====== Recorded data

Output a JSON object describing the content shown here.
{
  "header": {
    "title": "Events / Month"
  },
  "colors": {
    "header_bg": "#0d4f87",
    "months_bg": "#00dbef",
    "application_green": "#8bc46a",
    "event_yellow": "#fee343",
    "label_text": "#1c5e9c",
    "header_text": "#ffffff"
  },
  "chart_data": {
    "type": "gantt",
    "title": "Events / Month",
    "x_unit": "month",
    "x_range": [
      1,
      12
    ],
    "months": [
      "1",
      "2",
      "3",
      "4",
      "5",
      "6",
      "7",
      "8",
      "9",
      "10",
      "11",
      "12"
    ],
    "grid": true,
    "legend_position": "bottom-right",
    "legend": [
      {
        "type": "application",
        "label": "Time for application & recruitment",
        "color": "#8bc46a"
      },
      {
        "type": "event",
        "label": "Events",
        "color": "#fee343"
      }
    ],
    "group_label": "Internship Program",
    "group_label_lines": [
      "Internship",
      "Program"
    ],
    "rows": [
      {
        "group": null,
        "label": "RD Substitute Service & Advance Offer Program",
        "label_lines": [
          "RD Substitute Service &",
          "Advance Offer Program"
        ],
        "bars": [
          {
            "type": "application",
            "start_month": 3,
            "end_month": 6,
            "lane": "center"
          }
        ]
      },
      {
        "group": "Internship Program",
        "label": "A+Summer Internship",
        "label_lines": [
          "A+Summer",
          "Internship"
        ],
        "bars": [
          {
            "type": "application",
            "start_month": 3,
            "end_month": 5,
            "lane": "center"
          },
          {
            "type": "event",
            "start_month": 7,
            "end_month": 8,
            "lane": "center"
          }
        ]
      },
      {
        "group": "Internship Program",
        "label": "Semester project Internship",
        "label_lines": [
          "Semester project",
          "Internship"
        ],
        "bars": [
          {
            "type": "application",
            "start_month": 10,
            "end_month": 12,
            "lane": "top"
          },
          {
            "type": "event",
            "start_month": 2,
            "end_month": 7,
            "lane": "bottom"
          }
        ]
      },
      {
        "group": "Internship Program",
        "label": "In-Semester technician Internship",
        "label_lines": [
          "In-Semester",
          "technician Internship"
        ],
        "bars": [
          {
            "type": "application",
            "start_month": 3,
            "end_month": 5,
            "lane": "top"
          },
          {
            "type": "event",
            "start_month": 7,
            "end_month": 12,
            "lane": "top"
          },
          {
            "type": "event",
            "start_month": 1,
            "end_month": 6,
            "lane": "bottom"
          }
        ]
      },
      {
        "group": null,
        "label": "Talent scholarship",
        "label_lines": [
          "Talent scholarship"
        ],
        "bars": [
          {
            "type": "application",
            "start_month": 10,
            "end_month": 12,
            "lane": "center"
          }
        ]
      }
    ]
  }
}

============

(What to work on):
Copy all the entries verbatim.

(Reply to the task):
Output a JSON object describing the content shown here.
{
  "header": {
    "title": "Events / Month"
  },
  "colors": {
    "header_bg": "#0d4f87",
    "months_bg": "#00dbef",
    "application_green": "#8bc46a",
    "event_yellow": "#fee343",
    "label_text": "#1c5e9c",
    "header_text": "#ffffff"
  },
  "chart_data": {
    "type": "gantt",
    "title": "Events / Month",
    "x_unit": "month",
    "x_range": [
      1,
      12
    ],
    "months": [
      "1",
      "2",
      "3",
      "4",
      "5",
      "6",
      "7",
      "8",
      "9",
      "10",
      "11",
      "12"
    ],
    "grid": true,
    "legend_position": "bottom-right",
    "legend": [
      {
        "type": "application",
        "label": "Time for application & recruitment",
        "color": "#8bc46a"
      },
      {
        "type": "event",
        "label": "Events",
        "color": "#fee343"
      }
    ],
    "group_label": "Internship Program",
    "group_label_lines": [
      "Internship",
      "Program"
    ],
    "rows": [
      {
        "group": null,
        "label": "RD Substitute Service & Advance Offer Program",
        "label_lines": [
          "RD Substitute Service &",
          "Advance Offer Program"
        ],
        "bars": [
          {
            "type": "application",
            "start_month": 3,
            "end_month": 6,
            "lane": "center"
          }
        ]
      },
      {
        "group": "Internship Program",
        "label": "A+Summer Internship",
        "label_lines": [
          "A+Summer",
          "Internship"
        ],
        "bars": [
          {
            "type": "application",
            "start_month": 3,
            "end_month": 5,
            "lane": "center"
          },
          {
            "type": "event",
            "start_month": 7,
            "end_month": 8,
            "lane": "center"
          }
        ]
      },
      {
        "group": "Internship Program",
        "label": "Semester project Internship",
        "label_lines": [
          "Semester project",
          "Internship"
        ],
        "bars": [
          {
            "type": "application",
            "start_month": 10,
            "end_month": 12,
            "lane": "top"
          },
          {
            "type": "event",
            "start_month": 2,
            "end_month": 7,
            "lane": "bottom"
          }
        ]
      },
      {
        "group": "Internship Program",
        "label": "In-Semester technician Internship",
        "label_lines": [
          "In-Semester",
          "technician Internship"
        ],
        "bars": [
          {
            "type": "application",
            "start_month": 3,
            "end_month": 5,
            "lane": "top"
          },
          {
            "type": "event",
            "start_month": 7,
            "end_month": 12,
            "lane": "top"
          },
          {
            "type": "event",
            "start_month": 1,
            "end_month": 6,
            "lane": "bottom"
          }
        ]
      },
      {
        "group": null,
        "label": "Talent scholarship",
        "label_lines": [
          "Talent scholarship"
        ],
        "bars": [
          {
            "type": "application",
            "start_month": 10,
            "end_month": 12,
            "lane": "center"
          }
        ]
      }
    ]
  }
}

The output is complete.